Look through the data below and return each line where "млрд" appears.

Dataset rows about figures
========================================

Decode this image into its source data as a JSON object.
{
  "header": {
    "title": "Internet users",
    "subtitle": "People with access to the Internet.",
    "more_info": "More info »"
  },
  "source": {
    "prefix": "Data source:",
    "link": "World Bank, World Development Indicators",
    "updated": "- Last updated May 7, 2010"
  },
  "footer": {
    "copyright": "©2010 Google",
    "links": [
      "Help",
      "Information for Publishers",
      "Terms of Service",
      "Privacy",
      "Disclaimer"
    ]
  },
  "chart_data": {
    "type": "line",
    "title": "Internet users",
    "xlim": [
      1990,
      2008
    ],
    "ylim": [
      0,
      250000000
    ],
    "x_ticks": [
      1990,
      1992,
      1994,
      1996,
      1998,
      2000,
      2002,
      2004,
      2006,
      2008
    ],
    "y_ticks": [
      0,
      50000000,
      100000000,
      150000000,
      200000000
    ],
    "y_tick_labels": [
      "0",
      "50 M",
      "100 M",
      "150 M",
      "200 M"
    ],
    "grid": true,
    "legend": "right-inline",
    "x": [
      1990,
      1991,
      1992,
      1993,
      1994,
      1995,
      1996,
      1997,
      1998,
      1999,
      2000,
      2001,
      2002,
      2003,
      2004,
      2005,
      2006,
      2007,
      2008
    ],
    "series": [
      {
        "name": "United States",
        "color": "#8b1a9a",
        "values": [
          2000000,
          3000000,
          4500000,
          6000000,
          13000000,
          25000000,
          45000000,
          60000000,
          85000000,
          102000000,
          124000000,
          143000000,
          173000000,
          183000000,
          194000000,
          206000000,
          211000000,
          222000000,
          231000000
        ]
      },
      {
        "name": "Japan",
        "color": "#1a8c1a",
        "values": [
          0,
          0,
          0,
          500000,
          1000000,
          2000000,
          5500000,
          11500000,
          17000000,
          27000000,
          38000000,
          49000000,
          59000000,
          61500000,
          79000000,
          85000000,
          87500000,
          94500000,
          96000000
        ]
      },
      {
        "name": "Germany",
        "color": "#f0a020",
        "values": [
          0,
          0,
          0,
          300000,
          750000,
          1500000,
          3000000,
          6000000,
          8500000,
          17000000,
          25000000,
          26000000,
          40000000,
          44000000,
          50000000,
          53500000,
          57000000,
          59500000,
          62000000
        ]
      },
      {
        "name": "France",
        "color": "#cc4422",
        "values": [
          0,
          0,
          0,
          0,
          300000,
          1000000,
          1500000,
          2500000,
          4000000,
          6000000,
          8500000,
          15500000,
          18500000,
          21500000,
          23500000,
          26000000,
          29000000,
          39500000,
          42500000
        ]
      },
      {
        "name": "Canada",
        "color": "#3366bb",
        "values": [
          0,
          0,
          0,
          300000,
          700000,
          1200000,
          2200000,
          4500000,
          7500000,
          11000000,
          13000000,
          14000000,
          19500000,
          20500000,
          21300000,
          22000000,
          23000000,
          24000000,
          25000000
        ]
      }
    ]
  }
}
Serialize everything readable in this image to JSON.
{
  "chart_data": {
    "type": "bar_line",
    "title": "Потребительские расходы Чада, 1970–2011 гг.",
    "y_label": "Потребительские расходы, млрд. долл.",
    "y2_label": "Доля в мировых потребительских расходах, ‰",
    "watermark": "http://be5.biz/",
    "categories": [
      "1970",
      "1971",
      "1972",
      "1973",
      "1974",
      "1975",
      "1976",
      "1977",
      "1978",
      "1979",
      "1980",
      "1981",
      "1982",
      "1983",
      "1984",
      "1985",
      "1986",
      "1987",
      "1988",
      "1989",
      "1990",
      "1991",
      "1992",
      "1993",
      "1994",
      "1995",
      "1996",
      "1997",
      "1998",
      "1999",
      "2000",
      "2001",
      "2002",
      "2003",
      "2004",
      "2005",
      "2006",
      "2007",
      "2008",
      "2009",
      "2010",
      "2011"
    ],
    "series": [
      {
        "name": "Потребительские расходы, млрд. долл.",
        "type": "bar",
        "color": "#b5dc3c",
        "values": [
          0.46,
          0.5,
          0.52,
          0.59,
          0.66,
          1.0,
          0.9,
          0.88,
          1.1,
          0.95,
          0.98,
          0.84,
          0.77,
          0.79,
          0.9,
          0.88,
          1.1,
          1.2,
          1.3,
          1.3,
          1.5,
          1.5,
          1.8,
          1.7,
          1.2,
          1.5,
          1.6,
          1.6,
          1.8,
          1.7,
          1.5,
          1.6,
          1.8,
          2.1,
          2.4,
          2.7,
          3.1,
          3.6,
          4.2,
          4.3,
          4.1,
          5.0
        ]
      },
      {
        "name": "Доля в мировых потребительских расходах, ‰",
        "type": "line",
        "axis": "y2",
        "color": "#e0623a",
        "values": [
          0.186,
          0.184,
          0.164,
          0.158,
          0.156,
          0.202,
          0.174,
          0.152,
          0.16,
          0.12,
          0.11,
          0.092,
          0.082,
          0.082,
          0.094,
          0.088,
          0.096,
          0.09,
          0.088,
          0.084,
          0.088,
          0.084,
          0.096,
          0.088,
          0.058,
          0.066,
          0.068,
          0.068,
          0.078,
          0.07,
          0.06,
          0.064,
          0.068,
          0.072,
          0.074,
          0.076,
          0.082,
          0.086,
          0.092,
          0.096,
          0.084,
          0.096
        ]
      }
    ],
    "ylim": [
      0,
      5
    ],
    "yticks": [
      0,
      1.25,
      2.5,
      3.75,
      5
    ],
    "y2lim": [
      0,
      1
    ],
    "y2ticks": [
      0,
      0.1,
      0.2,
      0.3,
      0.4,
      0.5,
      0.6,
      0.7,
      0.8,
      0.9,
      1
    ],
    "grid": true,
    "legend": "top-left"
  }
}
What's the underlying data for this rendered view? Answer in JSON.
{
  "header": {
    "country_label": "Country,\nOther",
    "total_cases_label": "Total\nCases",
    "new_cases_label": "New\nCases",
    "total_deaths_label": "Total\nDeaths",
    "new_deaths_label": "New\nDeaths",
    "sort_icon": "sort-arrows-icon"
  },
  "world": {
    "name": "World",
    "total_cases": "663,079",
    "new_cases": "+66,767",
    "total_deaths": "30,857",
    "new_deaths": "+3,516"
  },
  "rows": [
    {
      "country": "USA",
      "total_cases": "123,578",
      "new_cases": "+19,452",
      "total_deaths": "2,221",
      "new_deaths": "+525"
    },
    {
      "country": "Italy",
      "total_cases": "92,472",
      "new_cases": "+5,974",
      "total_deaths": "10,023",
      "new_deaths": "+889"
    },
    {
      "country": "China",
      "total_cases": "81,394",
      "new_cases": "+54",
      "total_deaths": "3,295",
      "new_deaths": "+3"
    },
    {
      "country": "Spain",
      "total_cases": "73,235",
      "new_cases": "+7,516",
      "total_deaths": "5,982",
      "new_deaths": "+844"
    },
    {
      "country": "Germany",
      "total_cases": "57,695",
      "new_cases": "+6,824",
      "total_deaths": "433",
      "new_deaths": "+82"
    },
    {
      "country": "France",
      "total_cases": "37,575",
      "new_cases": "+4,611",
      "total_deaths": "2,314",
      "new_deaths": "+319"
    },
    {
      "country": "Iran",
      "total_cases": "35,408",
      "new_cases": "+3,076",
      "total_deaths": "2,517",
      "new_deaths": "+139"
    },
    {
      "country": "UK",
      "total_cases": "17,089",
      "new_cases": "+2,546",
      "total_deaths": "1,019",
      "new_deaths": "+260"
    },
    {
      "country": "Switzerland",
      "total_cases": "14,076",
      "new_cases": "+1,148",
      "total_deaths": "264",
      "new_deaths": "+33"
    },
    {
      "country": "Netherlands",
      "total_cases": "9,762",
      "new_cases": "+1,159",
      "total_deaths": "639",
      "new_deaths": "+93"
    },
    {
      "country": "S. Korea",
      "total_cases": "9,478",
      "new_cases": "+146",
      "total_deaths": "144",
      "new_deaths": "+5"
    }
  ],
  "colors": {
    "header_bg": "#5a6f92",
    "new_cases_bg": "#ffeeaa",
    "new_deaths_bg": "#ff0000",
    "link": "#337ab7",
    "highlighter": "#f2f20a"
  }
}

========================================

SOLVED PROBLEM ::
    "y_label": "Потребительские расходы, млрд. долл.",
        "name": "Потребительские расходы, млрд. долл.",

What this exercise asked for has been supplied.